***** DATA SUPPLIED

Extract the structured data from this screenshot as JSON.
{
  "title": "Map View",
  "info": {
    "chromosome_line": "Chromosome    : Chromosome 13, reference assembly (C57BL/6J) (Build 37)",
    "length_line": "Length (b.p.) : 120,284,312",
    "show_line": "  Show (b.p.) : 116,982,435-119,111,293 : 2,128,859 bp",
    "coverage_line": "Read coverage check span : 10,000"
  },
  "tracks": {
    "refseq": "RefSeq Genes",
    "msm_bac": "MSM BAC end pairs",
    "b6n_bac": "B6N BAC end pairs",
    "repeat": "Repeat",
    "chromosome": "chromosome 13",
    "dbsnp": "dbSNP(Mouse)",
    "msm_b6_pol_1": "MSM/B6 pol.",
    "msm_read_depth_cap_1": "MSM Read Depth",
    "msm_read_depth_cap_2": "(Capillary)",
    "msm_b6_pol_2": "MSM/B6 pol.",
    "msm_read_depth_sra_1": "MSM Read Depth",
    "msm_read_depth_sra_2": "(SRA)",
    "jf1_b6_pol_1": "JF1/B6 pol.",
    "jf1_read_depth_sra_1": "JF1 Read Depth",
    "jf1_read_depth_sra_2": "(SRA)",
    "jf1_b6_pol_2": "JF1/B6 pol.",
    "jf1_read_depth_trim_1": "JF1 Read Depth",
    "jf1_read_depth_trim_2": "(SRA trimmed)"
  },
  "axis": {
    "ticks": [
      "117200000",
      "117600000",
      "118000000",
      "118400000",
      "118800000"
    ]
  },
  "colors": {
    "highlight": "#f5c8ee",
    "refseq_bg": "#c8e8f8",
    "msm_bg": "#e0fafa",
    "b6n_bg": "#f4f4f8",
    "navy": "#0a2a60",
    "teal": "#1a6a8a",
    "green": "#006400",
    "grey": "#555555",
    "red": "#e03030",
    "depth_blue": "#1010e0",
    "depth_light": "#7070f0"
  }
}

**********

PROBLEM → Copy every record above out again, word for word.

WORKED SOLUTION →
Extract the structured data from this screenshot as JSON.
{
  "title": "Map View",
  "info": {
    "chromosome_line": "Chromosome    : Chromosome 13, reference assembly (C57BL/6J) (Build 37)",
    "length_line": "Length (b.p.) : 120,284,312",
    "show_line": "  Show (b.p.) : 116,982,435-119,111,293 : 2,128,859 bp",
    "coverage_line": "Read coverage check span : 10,000"
  },
  "tracks": {
    "refseq": "RefSeq Genes",
    "msm_bac": "MSM BAC end pairs",
    "b6n_bac": "B6N BAC end pairs",
    "repeat": "Repeat",
    "chromosome": "chromosome 13",
    "dbsnp": "dbSNP(Mouse)",
    "msm_b6_pol_1": "MSM/B6 pol.",
    "msm_read_depth_cap_1": "MSM Read Depth",
    "msm_read_depth_cap_2": "(Capillary)",
    "msm_b6_pol_2": "MSM/B6 pol.",
    "msm_read_depth_sra_1": "MSM Read Depth",
    "msm_read_depth_sra_2": "(SRA)",
    "jf1_b6_pol_1": "JF1/B6 pol.",
    "jf1_read_depth_sra_1": "JF1 Read Depth",
    "jf1_read_depth_sra_2": "(SRA)",
    "jf1_b6_pol_2": "JF1/B6 pol.",
    "jf1_read_depth_trim_1": "JF1 Read Depth",
    "jf1_read_depth_trim_2": "(SRA trimmed)"
  },
  "axis": {
    "ticks": [
      "117200000",
      "117600000",
      "118000000",
      "118400000",
      "118800000"
    ]
  },
  "colors": {
    "highlight": "#f5c8ee",
    "refseq_bg": "#c8e8f8",
    "msm_bg": "#e0fafa",
    "b6n_bg": "#f4f4f8",
    "navy": "#0a2a60",
    "teal": "#1a6a8a",
    "green": "#006400",
    "grey": "#555555",
    "red": "#e03030",
    "depth_blue": "#1010e0",
    "depth_light": "#7070f0"
  }
}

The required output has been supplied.